━━━ Provided entries ━━━

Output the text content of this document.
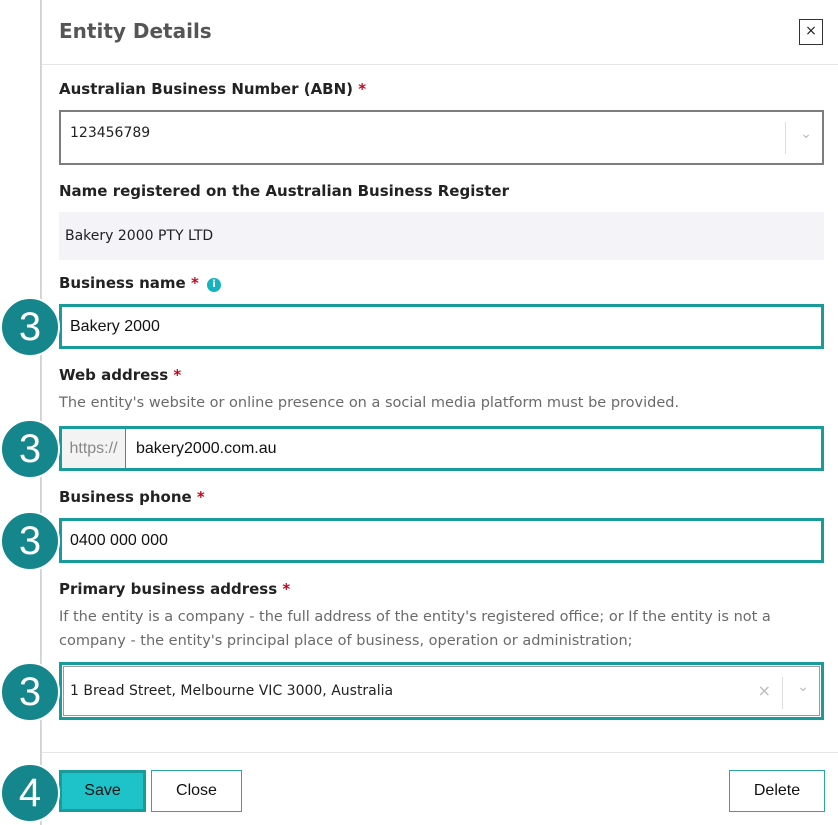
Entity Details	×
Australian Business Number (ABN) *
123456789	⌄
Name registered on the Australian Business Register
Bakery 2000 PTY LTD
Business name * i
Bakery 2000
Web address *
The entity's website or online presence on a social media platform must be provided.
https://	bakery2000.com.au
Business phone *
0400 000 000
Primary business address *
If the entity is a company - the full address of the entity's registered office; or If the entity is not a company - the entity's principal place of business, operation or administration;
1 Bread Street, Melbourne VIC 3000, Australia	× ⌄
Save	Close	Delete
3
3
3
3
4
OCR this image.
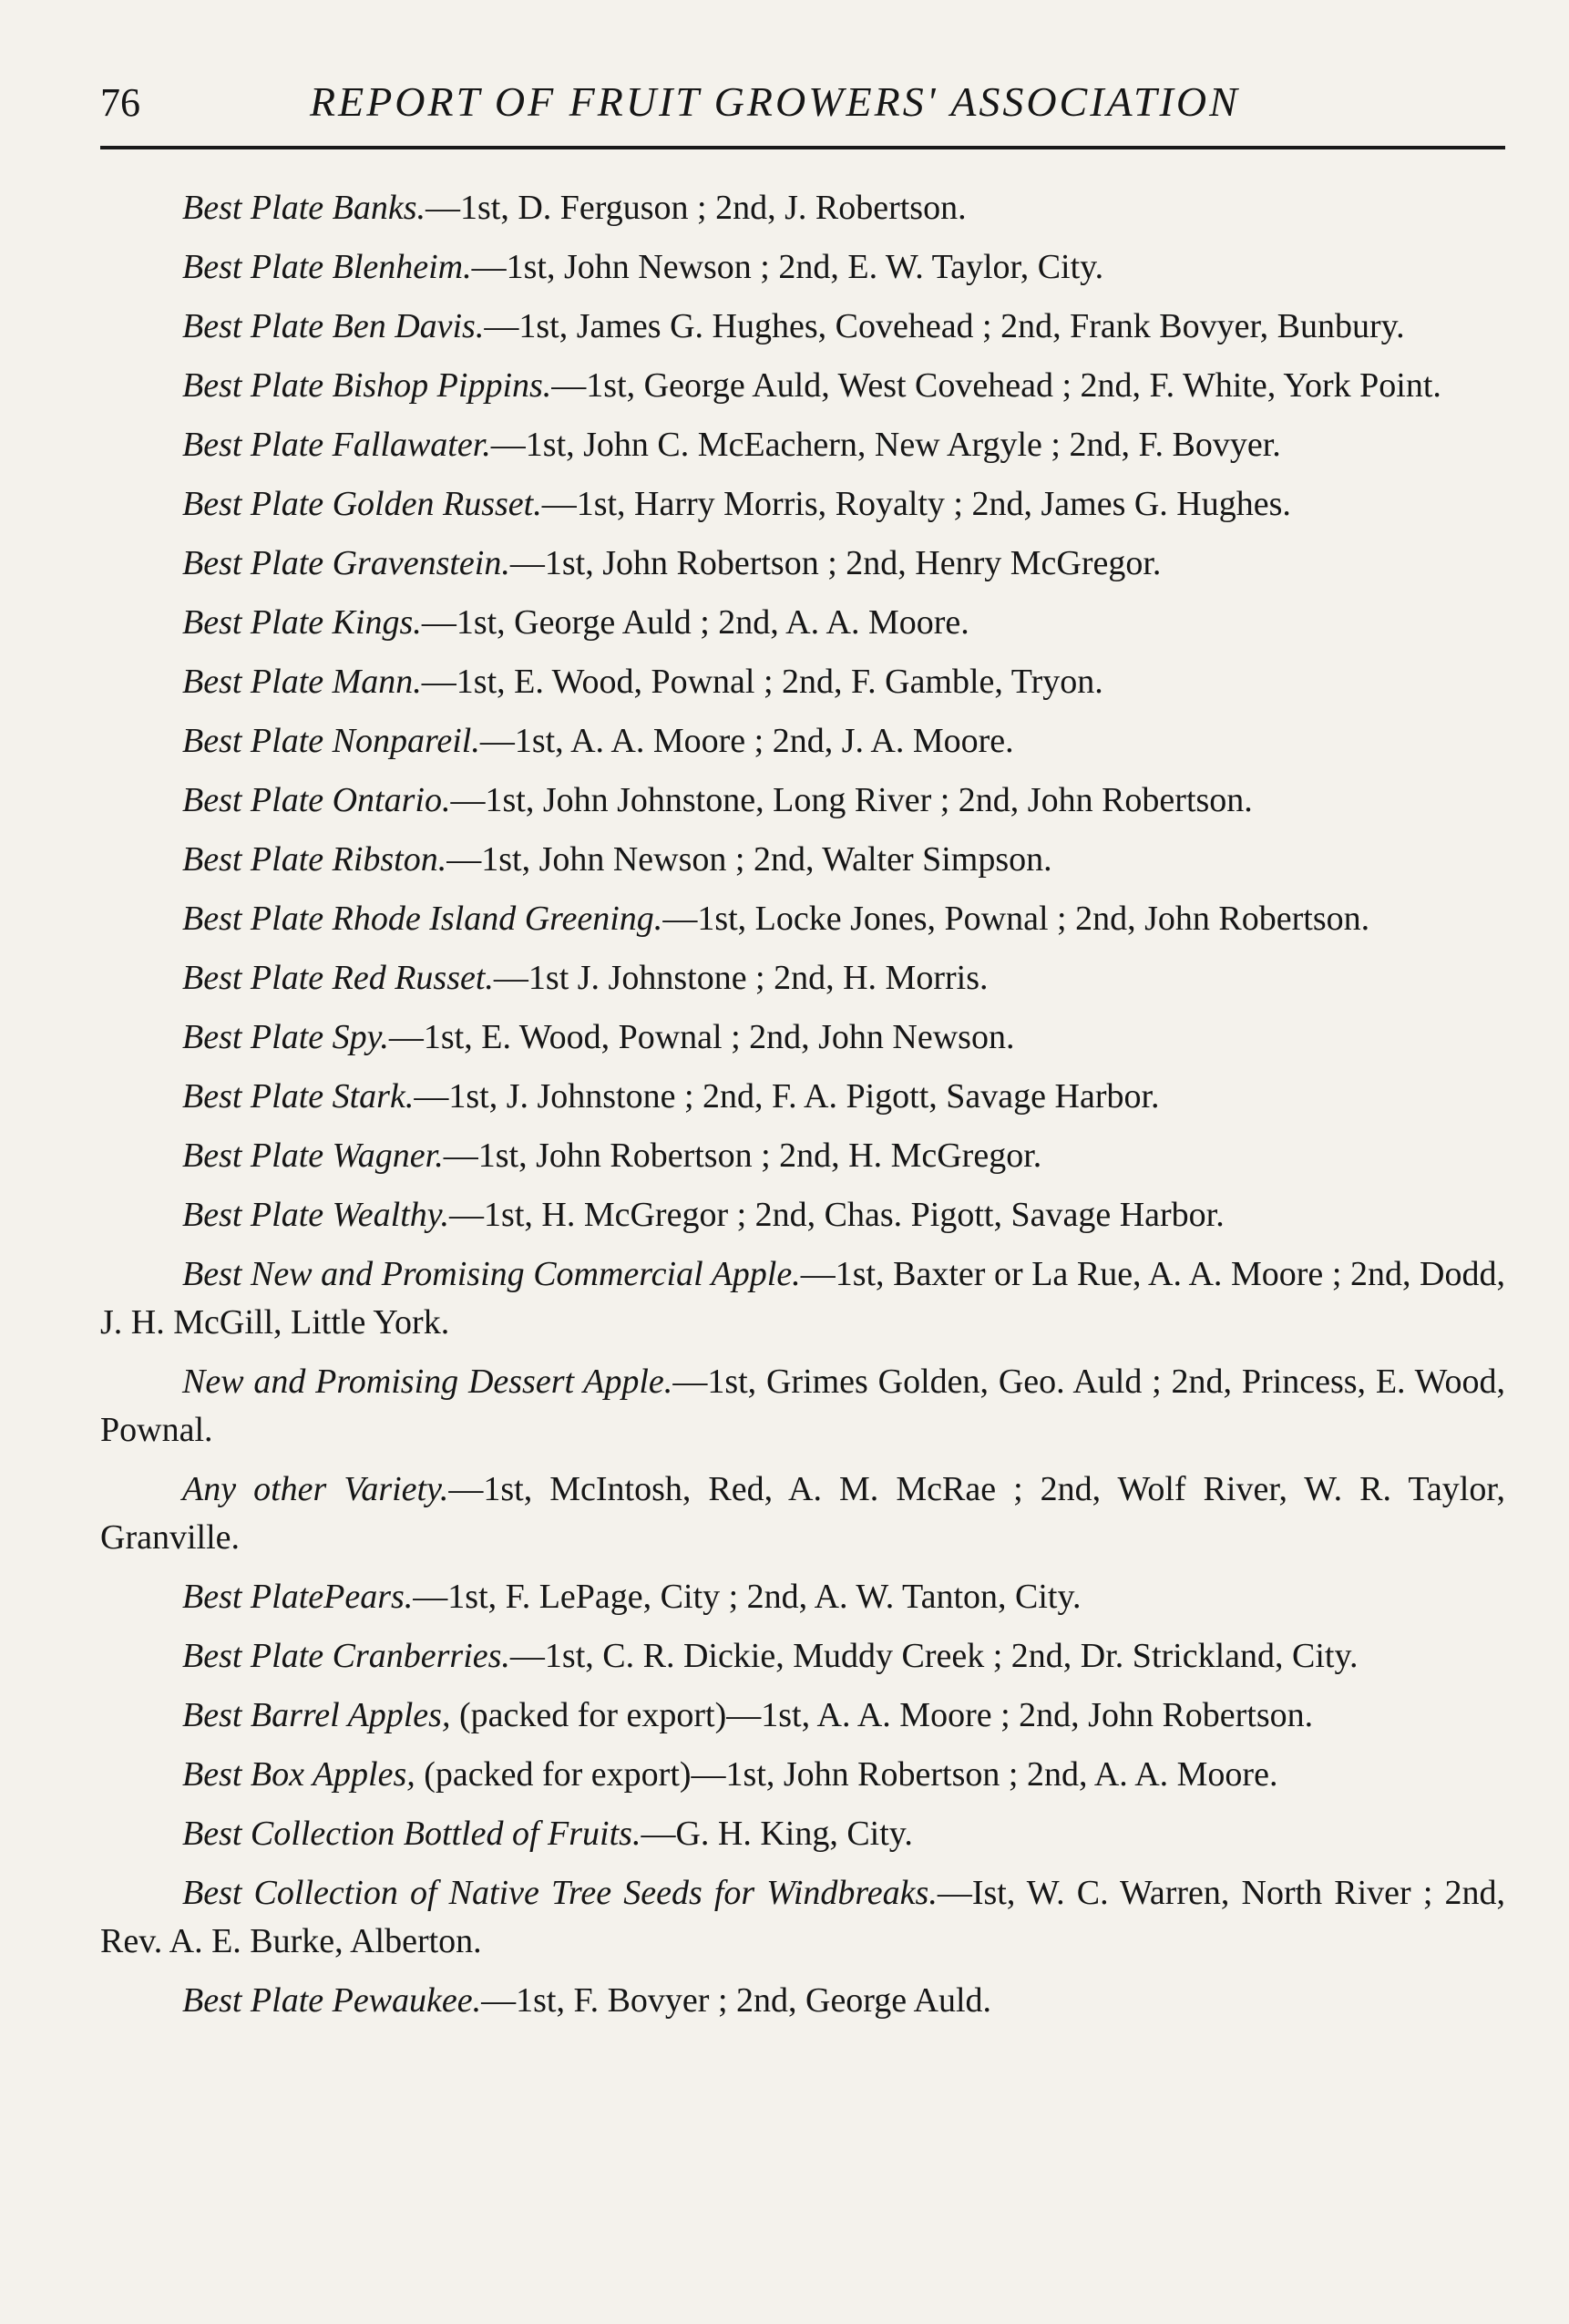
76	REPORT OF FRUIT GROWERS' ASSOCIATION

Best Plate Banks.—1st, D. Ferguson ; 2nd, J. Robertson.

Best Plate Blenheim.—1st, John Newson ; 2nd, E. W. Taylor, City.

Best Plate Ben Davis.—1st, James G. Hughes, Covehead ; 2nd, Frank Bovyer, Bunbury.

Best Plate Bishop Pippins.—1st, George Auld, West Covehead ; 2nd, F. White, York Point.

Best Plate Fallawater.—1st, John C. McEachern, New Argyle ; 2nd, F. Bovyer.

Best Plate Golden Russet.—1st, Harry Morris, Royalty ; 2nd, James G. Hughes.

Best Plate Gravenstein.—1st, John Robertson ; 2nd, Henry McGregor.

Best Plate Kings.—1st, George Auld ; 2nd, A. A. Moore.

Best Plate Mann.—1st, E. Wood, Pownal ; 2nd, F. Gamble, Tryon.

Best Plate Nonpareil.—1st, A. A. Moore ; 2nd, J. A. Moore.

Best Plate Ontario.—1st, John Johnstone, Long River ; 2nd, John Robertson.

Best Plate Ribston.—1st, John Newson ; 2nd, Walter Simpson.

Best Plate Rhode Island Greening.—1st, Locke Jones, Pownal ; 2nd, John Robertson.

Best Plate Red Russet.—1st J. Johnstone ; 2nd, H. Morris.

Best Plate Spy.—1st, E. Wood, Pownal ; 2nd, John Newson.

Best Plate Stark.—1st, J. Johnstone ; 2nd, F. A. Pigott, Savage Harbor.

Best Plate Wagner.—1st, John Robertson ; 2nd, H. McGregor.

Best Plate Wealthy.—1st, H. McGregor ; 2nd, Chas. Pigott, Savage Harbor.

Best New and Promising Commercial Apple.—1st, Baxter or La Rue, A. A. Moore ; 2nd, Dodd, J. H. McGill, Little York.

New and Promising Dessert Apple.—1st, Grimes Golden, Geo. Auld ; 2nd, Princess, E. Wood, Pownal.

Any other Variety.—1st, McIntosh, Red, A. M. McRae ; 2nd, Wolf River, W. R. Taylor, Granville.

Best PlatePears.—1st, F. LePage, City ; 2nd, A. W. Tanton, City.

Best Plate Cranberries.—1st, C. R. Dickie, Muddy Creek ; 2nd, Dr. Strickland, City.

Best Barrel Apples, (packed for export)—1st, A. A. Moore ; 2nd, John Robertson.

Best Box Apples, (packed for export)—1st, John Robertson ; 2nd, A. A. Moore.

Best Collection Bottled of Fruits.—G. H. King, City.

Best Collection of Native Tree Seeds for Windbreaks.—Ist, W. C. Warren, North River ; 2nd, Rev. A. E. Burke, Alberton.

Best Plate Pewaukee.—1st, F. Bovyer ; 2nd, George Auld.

━━━

#### [Exercise aim]
Without the pictures, write out every entry precisely as it appears.

#### [Complete response]
Output the text content of this document.
Entity Details	×
Australian Business Number (ABN) *
123456789	⌄
Name registered on the Australian Business Register
Bakery 2000 PTY LTD
Business name * i
Bakery 2000
Web address *
The entity's website or online presence on a social media platform must be provided.
https://	bakery2000.com.au
Business phone *
0400 000 000
Primary business address *
If the entity is a company - the full address of the entity's registered office; or If the entity is not a company - the entity's principal place of business, operation or administration;
1 Bread Street, Melbourne VIC 3000, Australia	× ⌄
Save	Close	Delete
3
3
3
3
4
OCR this image.
76	REPORT OF FRUIT GROWERS' ASSOCIATION

Best Plate Banks.—1st, D. Ferguson ; 2nd, J. Robertson.

Best Plate Blenheim.—1st, John Newson ; 2nd, E. W. Taylor, City.

Best Plate Ben Davis.—1st, James G. Hughes, Covehead ; 2nd, Frank Bovyer, Bunbury.

Best Plate Bishop Pippins.—1st, George Auld, West Covehead ; 2nd, F. White, York Point.

Best Plate Fallawater.—1st, John C. McEachern, New Argyle ; 2nd, F. Bovyer.

Best Plate Golden Russet.—1st, Harry Morris, Royalty ; 2nd, James G. Hughes.

Best Plate Gravenstein.—1st, John Robertson ; 2nd, Henry McGregor.

Best Plate Kings.—1st, George Auld ; 2nd, A. A. Moore.

Best Plate Mann.—1st, E. Wood, Pownal ; 2nd, F. Gamble, Tryon.

Best Plate Nonpareil.—1st, A. A. Moore ; 2nd, J. A. Moore.

Best Plate Ontario.—1st, John Johnstone, Long River ; 2nd, John Robertson.

Best Plate Ribston.—1st, John Newson ; 2nd, Walter Simpson.

Best Plate Rhode Island Greening.—1st, Locke Jones, Pownal ; 2nd, John Robertson.

Best Plate Red Russet.—1st J. Johnstone ; 2nd, H. Morris.

Best Plate Spy.—1st, E. Wood, Pownal ; 2nd, John Newson.

Best Plate Stark.—1st, J. Johnstone ; 2nd, F. A. Pigott, Savage Harbor.

Best Plate Wagner.—1st, John Robertson ; 2nd, H. McGregor.

Best Plate Wealthy.—1st, H. McGregor ; 2nd, Chas. Pigott, Savage Harbor.

Best New and Promising Commercial Apple.—1st, Baxter or La Rue, A. A. Moore ; 2nd, Dodd, J. H. McGill, Little York.

New and Promising Dessert Apple.—1st, Grimes Golden, Geo. Auld ; 2nd, Princess, E. Wood, Pownal.

Any other Variety.—1st, McIntosh, Red, A. M. McRae ; 2nd, Wolf River, W. R. Taylor, Granville.

Best PlatePears.—1st, F. LePage, City ; 2nd, A. W. Tanton, City.

Best Plate Cranberries.—1st, C. R. Dickie, Muddy Creek ; 2nd, Dr. Strickland, City.

Best Barrel Apples, (packed for export)—1st, A. A. Moore ; 2nd, John Robertson.

Best Box Apples, (packed for export)—1st, John Robertson ; 2nd, A. A. Moore.

Best Collection Bottled of Fruits.—G. H. King, City.

Best Collection of Native Tree Seeds for Windbreaks.—Ist, W. C. Warren, North River ; 2nd, Rev. A. E. Burke, Alberton.

Best Plate Pewaukee.—1st, F. Bovyer ; 2nd, George Auld.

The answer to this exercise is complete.